WORK TO BE COMPLETED:
Wherever the string "utiliser" occurs in a line of these records, report that line.

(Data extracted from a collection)
========================

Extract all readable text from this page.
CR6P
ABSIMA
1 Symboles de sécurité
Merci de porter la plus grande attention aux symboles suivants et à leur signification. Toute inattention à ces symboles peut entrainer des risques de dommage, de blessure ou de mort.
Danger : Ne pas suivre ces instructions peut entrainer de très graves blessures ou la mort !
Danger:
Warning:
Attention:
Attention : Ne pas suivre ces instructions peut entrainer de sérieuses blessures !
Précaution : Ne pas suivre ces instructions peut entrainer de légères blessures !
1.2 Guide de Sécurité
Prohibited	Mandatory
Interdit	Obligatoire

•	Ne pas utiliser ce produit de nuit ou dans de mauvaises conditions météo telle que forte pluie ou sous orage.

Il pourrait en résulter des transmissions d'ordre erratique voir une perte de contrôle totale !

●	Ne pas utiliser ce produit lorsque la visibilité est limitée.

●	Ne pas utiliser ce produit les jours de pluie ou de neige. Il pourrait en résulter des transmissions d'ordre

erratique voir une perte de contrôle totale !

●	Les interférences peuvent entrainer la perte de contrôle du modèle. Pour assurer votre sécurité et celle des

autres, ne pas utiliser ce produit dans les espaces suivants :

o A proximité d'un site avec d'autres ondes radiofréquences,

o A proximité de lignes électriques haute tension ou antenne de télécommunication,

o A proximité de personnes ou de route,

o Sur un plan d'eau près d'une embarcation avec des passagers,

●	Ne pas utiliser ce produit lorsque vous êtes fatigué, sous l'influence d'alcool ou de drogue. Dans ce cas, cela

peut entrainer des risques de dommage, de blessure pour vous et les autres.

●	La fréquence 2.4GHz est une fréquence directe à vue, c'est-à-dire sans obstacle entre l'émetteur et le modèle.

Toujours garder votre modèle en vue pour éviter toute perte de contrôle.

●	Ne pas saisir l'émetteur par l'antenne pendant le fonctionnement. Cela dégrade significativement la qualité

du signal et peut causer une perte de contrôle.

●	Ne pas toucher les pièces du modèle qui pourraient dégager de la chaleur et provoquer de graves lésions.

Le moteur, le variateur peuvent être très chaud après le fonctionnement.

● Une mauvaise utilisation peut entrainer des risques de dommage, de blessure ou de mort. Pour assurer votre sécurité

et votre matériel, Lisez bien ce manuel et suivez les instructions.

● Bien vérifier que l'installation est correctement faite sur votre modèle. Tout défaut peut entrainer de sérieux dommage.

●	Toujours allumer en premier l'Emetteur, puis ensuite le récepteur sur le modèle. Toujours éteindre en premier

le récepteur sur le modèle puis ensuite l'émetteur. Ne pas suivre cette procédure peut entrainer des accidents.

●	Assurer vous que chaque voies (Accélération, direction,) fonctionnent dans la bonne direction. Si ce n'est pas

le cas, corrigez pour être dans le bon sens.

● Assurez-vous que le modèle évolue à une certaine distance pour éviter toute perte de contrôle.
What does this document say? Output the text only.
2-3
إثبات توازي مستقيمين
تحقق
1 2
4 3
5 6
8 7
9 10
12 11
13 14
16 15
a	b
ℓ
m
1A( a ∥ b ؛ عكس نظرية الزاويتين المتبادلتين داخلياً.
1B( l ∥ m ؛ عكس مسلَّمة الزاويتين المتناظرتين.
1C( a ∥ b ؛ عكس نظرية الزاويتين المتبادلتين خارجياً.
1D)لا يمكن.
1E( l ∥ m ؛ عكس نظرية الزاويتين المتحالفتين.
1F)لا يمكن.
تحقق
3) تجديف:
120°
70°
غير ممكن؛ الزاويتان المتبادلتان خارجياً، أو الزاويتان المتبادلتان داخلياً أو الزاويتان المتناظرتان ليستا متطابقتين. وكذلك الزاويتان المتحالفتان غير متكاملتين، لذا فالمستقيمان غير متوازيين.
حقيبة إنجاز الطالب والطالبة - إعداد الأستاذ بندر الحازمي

========================

RESULT OF THIS EXERCISE:
•	Ne pas utiliser ce produit de nuit ou dans de mauvaises conditions météo telle que forte pluie ou sous orage.
●	Ne pas utiliser ce produit lorsque la visibilité est limitée.
●	Ne pas utiliser ce produit les jours de pluie ou de neige. Il pourrait en résulter des transmissions d'ordre
autres, ne pas utiliser ce produit dans les espaces suivants :
●	Ne pas utiliser ce produit lorsque vous êtes fatigué, sous l'influence d'alcool ou de drogue. Dans ce cas, cela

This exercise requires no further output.